[Begin Document segment]

After the popular insurrection had been quelled, the prefect of the city appeared in public, as if to inquire into the cause of the conflagration, and the burning of the council-hall, and punished many severely; but being a pagan, he ridiculed the calamities of the Church, and delighted in its misfortunes.
Eutropius, a reader, was required to name the persons who had set fire to the church; but although he was scourged severely, although his sides and cheeks were torn with iron nails, and although lighted torches were applied to the most sensitive parts of his body, no confession could be extorted from him, notwithstanding his youth and delicacy of constitution. After having been subjected to these tortures, he was cast into a dungeon, where he soon afterwards expired.
A dream of Sisinius concerning Eutropius seems worthy of insertion in this history. Sisinius, the bishop of the Novatians, saw in his sleep a man, conspicuous for beauty and stature, standing near the altar of the church which the Novatians erected to the honor of Stephen, the proto-martyr; the man complained of the rarity of good men, and said that he had been searching throughout the entire city, and had found but one who was good, and that one was Eutropius. Astonished at what he had seen, Sisinius made known the dream to the most faithful of the presbyters of his church, and commanded him to seek Eutropius wherever he might be. The presbyter rightly conjectured that this Eutropius could be no other than he who had been so barbarously tortured by the prefect, and went from prison to prison in quest of him. At length he found him, and in conversation with him made known the dream of the bishop, and besought him with tears to pray for him. Such are the details we possess concerning Eutropius.

[End Document segment]
[Begin Supplied records]

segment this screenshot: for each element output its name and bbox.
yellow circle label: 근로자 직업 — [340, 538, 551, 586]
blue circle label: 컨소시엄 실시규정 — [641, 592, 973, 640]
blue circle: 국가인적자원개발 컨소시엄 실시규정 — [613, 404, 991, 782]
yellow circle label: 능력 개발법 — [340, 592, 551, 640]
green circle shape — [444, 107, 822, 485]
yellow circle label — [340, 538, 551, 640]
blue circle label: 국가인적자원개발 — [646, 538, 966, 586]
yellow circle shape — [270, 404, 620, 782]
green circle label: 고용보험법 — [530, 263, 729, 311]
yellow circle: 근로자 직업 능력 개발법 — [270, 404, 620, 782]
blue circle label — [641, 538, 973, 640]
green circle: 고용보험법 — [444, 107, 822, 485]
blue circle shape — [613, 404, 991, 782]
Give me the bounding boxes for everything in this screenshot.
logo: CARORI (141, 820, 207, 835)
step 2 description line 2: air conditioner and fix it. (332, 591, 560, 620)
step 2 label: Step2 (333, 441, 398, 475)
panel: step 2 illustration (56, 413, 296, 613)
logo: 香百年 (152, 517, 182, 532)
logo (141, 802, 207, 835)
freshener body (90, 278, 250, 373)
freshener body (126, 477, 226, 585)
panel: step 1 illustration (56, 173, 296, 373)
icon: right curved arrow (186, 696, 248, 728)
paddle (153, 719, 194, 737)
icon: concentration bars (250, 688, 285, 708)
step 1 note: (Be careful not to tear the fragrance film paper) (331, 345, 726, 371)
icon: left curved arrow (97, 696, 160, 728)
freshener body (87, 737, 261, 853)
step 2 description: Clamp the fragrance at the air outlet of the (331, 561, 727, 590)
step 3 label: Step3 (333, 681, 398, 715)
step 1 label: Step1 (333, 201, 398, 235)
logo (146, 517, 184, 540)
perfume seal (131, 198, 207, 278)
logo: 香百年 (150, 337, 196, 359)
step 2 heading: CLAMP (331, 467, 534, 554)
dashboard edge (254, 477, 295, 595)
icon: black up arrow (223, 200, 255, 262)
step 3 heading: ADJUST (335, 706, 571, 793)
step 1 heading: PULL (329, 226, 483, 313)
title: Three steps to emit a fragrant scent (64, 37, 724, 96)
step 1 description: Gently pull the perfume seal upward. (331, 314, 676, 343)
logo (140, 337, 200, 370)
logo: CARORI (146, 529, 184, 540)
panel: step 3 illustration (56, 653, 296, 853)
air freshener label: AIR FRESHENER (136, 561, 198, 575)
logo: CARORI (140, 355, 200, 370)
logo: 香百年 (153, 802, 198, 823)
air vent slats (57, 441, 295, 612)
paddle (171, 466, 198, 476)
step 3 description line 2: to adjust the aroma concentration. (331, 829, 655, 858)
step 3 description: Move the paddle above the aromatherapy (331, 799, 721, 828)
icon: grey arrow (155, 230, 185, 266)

[End Supplied records]

**Problems to work on**:
1 - From the account of Eutropius above, list every torment the text says was inflicted on him when he was required to name the people who set fire to the church.
2 - In the account of Eutropius, what did the man in Sisinius's dream complain of?

**Complete answers**:
1 -
- He was scourged severely.
- His sides and cheeks were torn with iron nails.
- Lighted torches were applied to the most sensitive parts of his body.

2 - He complained of the rarity of good men.